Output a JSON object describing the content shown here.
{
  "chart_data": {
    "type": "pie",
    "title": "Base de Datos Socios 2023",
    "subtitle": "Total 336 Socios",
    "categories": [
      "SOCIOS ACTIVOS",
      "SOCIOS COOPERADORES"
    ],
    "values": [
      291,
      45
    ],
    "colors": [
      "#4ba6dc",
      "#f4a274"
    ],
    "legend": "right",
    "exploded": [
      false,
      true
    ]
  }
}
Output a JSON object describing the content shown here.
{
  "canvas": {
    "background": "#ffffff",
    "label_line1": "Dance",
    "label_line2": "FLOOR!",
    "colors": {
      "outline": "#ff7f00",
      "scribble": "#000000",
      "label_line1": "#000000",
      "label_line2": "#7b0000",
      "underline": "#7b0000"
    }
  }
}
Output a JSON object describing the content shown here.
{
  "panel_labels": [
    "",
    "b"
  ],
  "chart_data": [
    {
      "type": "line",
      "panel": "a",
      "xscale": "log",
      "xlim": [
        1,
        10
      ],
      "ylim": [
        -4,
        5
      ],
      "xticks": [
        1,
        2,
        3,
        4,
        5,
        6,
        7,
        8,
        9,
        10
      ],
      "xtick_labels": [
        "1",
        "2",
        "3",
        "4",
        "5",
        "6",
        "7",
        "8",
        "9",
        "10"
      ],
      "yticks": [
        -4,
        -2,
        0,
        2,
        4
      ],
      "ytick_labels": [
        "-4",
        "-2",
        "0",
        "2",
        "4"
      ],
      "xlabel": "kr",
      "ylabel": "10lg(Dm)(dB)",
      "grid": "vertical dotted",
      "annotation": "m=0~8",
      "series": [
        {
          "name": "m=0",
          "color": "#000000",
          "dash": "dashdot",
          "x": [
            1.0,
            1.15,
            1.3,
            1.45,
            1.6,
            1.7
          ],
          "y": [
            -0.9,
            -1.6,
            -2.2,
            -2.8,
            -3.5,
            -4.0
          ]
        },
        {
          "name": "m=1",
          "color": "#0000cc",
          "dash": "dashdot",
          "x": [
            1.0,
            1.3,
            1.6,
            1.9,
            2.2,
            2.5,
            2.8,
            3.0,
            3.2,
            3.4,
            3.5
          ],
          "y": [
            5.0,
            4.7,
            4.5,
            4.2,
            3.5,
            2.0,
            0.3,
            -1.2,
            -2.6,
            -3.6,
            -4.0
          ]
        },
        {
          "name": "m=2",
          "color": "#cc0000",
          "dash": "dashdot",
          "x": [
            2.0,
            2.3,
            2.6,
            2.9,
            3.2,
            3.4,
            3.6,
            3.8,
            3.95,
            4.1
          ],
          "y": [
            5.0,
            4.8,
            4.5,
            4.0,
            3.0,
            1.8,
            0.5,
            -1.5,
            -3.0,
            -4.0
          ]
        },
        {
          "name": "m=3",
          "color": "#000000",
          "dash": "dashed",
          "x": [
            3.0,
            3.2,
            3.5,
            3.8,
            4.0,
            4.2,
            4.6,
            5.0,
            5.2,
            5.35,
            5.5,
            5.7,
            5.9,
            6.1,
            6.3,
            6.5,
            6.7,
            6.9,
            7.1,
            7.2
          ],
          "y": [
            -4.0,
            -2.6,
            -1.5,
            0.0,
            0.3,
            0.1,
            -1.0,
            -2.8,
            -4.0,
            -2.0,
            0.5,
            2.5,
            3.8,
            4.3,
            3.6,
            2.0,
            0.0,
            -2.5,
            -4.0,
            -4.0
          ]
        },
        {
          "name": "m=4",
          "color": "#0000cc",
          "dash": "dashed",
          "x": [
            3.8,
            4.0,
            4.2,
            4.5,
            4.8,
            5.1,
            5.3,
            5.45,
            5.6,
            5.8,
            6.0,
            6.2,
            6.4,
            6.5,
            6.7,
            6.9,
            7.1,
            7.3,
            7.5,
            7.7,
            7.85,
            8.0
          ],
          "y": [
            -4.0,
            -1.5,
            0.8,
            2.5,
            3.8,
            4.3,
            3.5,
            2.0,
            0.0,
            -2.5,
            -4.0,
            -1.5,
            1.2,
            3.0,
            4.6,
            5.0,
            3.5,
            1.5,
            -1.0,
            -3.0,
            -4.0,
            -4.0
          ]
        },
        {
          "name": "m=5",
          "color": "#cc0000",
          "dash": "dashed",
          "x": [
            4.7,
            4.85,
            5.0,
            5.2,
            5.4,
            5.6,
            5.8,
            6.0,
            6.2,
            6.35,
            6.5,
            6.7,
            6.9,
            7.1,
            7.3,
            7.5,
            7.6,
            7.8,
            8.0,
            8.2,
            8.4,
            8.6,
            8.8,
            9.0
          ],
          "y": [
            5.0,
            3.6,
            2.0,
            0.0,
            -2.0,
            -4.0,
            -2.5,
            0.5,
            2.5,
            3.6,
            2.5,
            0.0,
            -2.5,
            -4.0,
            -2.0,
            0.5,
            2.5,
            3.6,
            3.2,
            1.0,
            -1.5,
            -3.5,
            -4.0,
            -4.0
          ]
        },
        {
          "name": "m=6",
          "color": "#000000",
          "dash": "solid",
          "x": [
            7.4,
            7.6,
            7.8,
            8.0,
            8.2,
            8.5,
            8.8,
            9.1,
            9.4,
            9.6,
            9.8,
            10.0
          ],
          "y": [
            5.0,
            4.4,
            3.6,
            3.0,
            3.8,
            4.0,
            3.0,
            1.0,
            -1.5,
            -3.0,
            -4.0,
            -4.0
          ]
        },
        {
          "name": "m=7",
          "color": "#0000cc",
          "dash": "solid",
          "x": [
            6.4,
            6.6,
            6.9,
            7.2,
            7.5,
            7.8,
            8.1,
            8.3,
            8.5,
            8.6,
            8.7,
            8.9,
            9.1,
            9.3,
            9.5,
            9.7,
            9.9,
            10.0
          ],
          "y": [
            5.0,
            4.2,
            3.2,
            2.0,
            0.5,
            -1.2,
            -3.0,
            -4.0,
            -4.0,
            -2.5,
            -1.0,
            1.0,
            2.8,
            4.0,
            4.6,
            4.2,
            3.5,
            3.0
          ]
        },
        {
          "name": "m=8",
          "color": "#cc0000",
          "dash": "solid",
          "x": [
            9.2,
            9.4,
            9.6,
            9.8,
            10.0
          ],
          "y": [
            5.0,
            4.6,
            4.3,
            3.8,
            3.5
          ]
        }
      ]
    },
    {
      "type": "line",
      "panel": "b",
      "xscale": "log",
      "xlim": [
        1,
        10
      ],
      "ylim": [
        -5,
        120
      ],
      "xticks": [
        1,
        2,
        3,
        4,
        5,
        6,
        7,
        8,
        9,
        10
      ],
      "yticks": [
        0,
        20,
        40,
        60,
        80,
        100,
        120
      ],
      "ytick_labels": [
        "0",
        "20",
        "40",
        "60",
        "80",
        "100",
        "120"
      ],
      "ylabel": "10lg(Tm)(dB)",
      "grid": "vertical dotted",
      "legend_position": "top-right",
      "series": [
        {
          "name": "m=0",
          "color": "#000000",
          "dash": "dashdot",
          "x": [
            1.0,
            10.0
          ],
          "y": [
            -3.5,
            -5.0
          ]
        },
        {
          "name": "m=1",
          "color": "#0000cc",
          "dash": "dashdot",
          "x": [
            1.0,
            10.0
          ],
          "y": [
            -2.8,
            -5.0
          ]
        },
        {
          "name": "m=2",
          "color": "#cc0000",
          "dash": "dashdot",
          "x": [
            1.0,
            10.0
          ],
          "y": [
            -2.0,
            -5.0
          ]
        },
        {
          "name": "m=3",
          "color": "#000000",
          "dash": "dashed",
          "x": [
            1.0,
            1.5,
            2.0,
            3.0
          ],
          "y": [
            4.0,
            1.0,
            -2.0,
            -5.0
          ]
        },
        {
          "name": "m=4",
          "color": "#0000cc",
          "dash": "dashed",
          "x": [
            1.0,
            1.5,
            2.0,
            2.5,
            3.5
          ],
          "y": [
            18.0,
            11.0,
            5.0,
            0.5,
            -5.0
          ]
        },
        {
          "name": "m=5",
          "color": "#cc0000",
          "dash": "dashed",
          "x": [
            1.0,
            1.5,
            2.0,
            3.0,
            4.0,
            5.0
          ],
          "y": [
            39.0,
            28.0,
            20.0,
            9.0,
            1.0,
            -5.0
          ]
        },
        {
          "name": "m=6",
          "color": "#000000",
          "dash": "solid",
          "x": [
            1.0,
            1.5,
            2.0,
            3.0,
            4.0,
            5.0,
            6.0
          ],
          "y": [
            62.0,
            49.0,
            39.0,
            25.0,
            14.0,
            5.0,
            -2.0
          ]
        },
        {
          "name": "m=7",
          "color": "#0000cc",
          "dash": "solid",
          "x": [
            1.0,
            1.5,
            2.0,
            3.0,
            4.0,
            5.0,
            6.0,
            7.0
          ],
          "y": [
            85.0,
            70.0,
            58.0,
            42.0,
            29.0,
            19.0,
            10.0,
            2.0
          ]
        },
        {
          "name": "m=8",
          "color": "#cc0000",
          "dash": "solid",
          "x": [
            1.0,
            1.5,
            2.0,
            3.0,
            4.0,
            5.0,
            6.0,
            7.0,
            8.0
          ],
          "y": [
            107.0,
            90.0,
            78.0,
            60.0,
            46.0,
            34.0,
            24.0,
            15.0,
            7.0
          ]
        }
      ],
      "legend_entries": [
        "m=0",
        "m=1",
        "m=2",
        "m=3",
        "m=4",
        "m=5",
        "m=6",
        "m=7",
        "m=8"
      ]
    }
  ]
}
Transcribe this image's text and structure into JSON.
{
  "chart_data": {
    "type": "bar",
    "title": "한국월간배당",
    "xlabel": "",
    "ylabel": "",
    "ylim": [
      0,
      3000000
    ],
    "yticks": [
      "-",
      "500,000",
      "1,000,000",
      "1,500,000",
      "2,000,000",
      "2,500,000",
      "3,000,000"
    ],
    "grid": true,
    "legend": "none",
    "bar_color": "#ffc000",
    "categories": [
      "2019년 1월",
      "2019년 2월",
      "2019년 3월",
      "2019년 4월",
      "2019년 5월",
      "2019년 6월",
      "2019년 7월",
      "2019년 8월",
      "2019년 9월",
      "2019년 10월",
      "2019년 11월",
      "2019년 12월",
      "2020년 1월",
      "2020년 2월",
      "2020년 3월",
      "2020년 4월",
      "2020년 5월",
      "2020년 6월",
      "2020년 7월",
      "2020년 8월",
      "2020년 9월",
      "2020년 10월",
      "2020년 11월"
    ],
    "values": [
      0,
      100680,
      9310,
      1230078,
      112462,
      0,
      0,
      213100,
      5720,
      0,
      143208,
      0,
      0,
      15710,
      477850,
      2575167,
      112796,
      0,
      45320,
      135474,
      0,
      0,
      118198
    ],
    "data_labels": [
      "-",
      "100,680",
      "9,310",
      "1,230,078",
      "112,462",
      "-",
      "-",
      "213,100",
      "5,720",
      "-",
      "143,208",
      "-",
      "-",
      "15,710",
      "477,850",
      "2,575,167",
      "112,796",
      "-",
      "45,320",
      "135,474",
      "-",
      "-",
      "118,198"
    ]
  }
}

··········

- Work instructions:
Each line from the one containing "Transcribe this image's" to the final line of the entries above must be returned exactly, and no other line may appear.

- Solution to the problem:
Transcribe this image's text and structure into JSON.
{
  "chart_data": {
    "type": "bar",
    "title": "한국월간배당",
    "xlabel": "",
    "ylabel": "",
    "ylim": [
      0,
      3000000
    ],
    "yticks": [
      "-",
      "500,000",
      "1,000,000",
      "1,500,000",
      "2,000,000",
      "2,500,000",
      "3,000,000"
    ],
    "grid": true,
    "legend": "none",
    "bar_color": "#ffc000",
    "categories": [
      "2019년 1월",
      "2019년 2월",
      "2019년 3월",
      "2019년 4월",
      "2019년 5월",
      "2019년 6월",
      "2019년 7월",
      "2019년 8월",
      "2019년 9월",
      "2019년 10월",
      "2019년 11월",
      "2019년 12월",
      "2020년 1월",
      "2020년 2월",
      "2020년 3월",
      "2020년 4월",
      "2020년 5월",
      "2020년 6월",
      "2020년 7월",
      "2020년 8월",
      "2020년 9월",
      "2020년 10월",
      "2020년 11월"
    ],
    "values": [
      0,
      100680,
      9310,
      1230078,
      112462,
      0,
      0,
      213100,
      5720,
      0,
      143208,
      0,
      0,
      15710,
      477850,
      2575167,
      112796,
      0,
      45320,
      135474,
      0,
      0,
      118198
    ],
    "data_labels": [
      "-",
      "100,680",
      "9,310",
      "1,230,078",
      "112,462",
      "-",
      "-",
      "213,100",
      "5,720",
      "-",
      "143,208",
      "-",
      "-",
      "15,710",
      "477,850",
      "2,575,167",
      "112,796",
      "-",
      "45,320",
      "135,474",
      "-",
      "-",
      "118,198"
    ]
  }
}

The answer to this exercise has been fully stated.